Reproduce exactly the entries from the "Transcribe the text in this document." line to the end. Skip all pictures.

(Entries taken from a collection)
....

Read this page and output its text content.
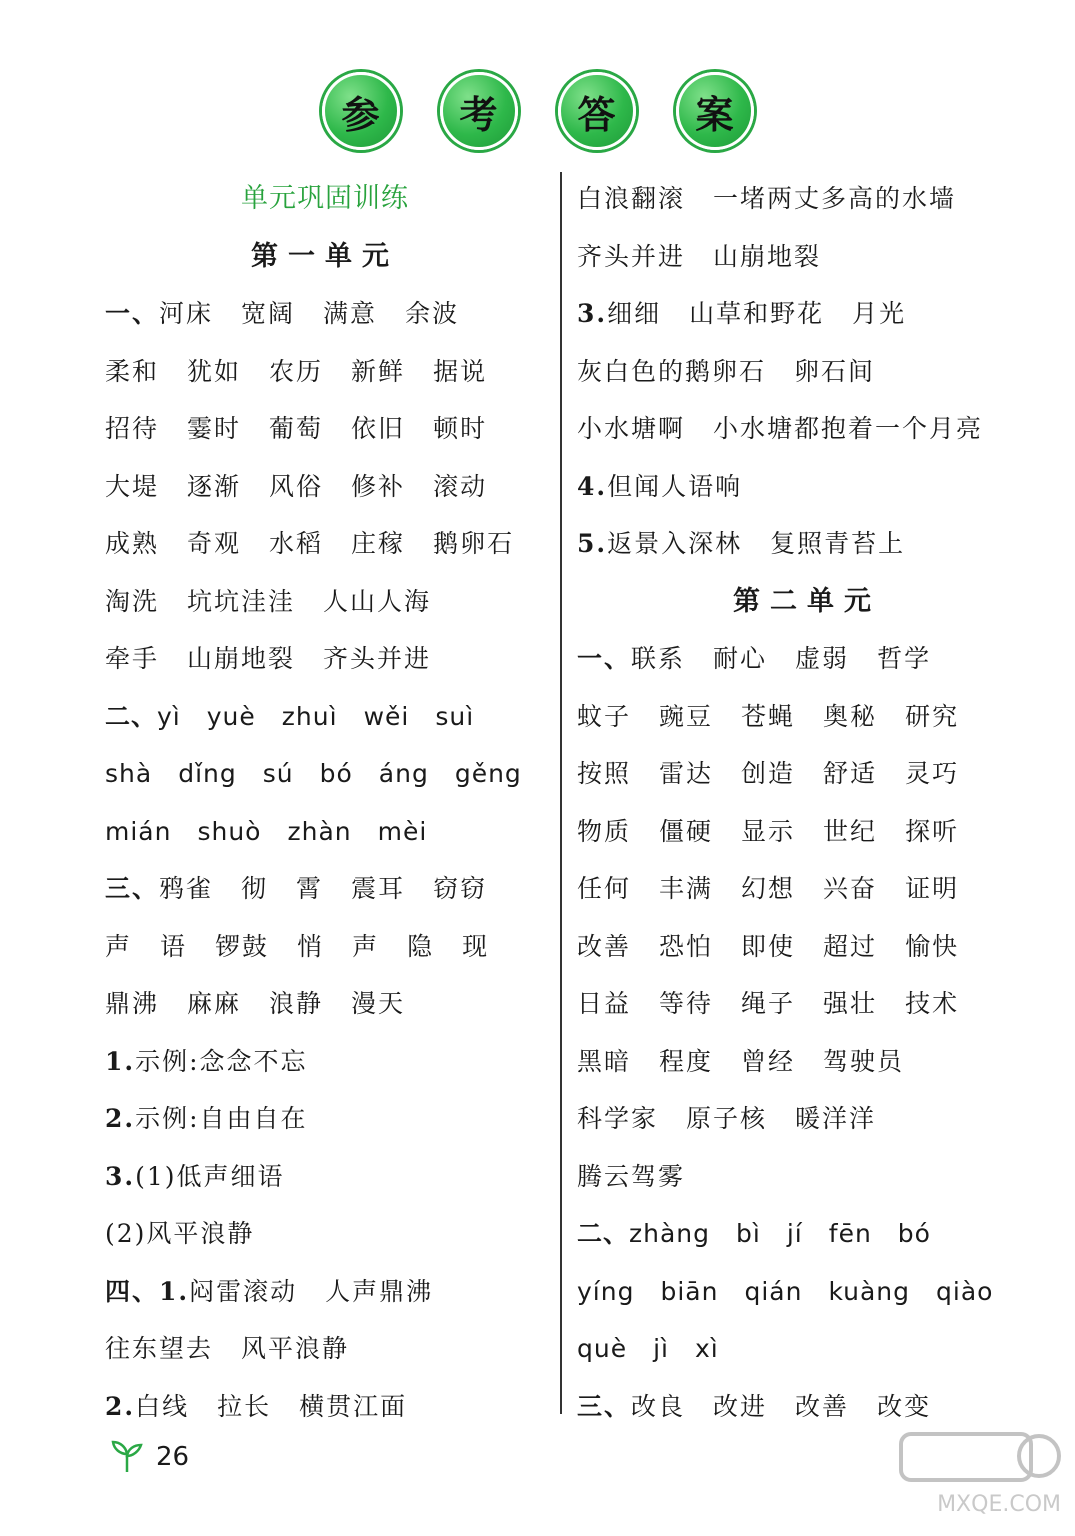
参	考	答	案
单元巩固训练
第一单元
一、河床 宽阔 满意 余波
柔和 犹如 农历 新鲜 据说
招待 霎时 葡萄 依旧 顿时
大堤 逐渐 风俗 修补 滚动
成熟 奇观 水稻 庄稼 鹅卵石
淘洗 坑坑洼洼 人山人海
牵手 山崩地裂 齐头并进
二、yì yuè zhuì wěi suì
shà dǐng sú bó áng gěng
mián shuò zhàn mèi
三、鸦雀 彻 霄 震耳 窃窃
声 语 锣鼓 悄 声 隐 现
鼎沸 麻麻 浪静 漫天
1.示例:念念不忘
2.示例:自由自在
3.(1)低声细语
(2)风平浪静
四、1.闷雷滚动 人声鼎沸
往东望去 风平浪静
2.白线 拉长 横贯江面
白浪翻滚 一堵两丈多高的水墙
齐头并进 山崩地裂
3.细细 山草和野花 月光
灰白色的鹅卵石 卵石间
小水塘啊 小水塘都抱着一个月亮
4.但闻人语响
5.返景入深林 复照青苔上
第二单元
一、联系 耐心 虚弱 哲学
蚊子 豌豆 苍蝇 奥秘 研究
按照 雷达 创造 舒适 灵巧
物质 僵硬 显示 世纪 探听
任何 丰满 幻想 兴奋 证明
改善 恐怕 即使 超过 愉快
日益 等待 绳子 强壮 技术
黑暗 程度 曾经 驾驶员
科学家 原子核 暖洋洋
腾云驾雾
二、zhàng bì jí fēn bó
yíng biān qián kuàng qiào
què jì xì
三、改良 改进 改善 改变
26
MXQE.COM
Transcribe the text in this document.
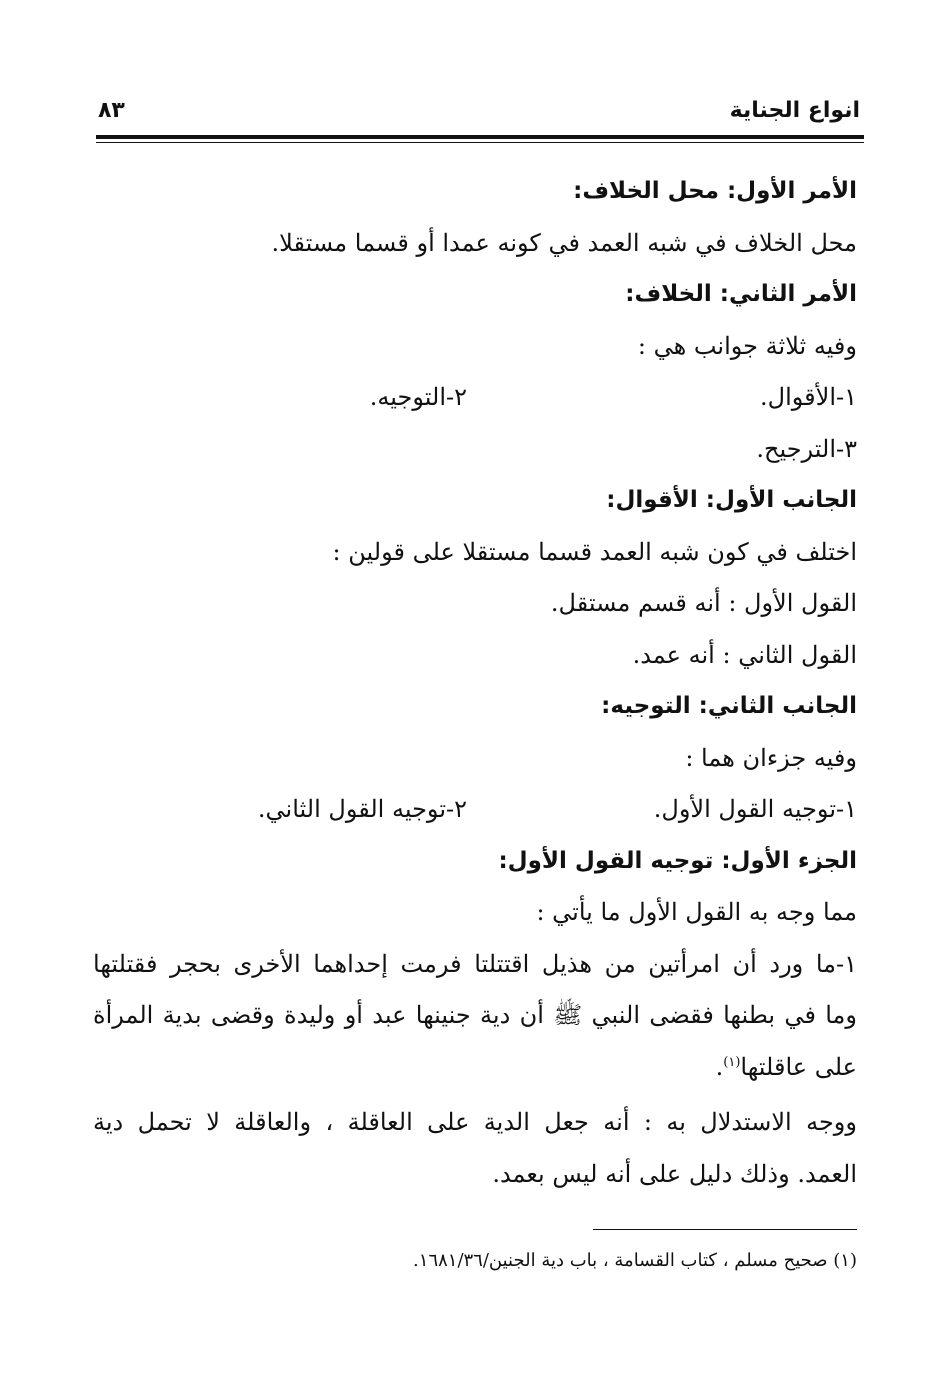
انواع الجناية
٨٣
الأمر الأول: محل الخلاف:
محل الخلاف في شبه العمد في كونه عمدا أو قسما مستقلا.
الأمر الثاني: الخلاف:
وفيه ثلاثة جوانب هي :
١-الأقوال.
٢-التوجيه.
٣-الترجيح.
الجانب الأول: الأقوال:
اختلف في كون شبه العمد قسما مستقلا على قولين :
القول الأول : أنه قسم مستقل.
القول الثاني : أنه عمد.
الجانب الثاني: التوجيه:
وفيه جزءان هما :
١-توجيه القول الأول.
٢-توجيه القول الثاني.
الجزء الأول: توجيه القول الأول:
مما وجه به القول الأول ما يأتي :
١-ما ورد أن امرأتين من هذيل اقتتلتا فرمت إحداهما الأخرى بحجر فقتلتها
وما في بطنها فقضى النبي ﷺ أن دية جنينها عبد أو وليدة وقضى بدية المرأة
على عاقلتها$^{(١)}$.
ووجه الاستدلال به : أنه جعل الدية على العاقلة ، والعاقلة لا تحمل دية
العمد. وذلك دليل على أنه ليس بعمد.
(١) صحيح مسلم ، كتاب القسامة ، باب دية الجنين/١٦٨١/٣٦.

....

■ EXPECTED OUTPUT:
Transcribe the text in this document.
انواع الجناية
٨٣
الأمر الأول: محل الخلاف:
محل الخلاف في شبه العمد في كونه عمدا أو قسما مستقلا.
الأمر الثاني: الخلاف:
وفيه ثلاثة جوانب هي :
١-الأقوال.
٢-التوجيه.
٣-الترجيح.
الجانب الأول: الأقوال:
اختلف في كون شبه العمد قسما مستقلا على قولين :
القول الأول : أنه قسم مستقل.
القول الثاني : أنه عمد.
الجانب الثاني: التوجيه:
وفيه جزءان هما :
١-توجيه القول الأول.
٢-توجيه القول الثاني.
الجزء الأول: توجيه القول الأول:
مما وجه به القول الأول ما يأتي :
١-ما ورد أن امرأتين من هذيل اقتتلتا فرمت إحداهما الأخرى بحجر فقتلتها
وما في بطنها فقضى النبي ﷺ أن دية جنينها عبد أو وليدة وقضى بدية المرأة
على عاقلتها$^{(١)}$.
ووجه الاستدلال به : أنه جعل الدية على العاقلة ، والعاقلة لا تحمل دية
العمد. وذلك دليل على أنه ليس بعمد.
(١) صحيح مسلم ، كتاب القسامة ، باب دية الجنين/١٦٨١/٣٦.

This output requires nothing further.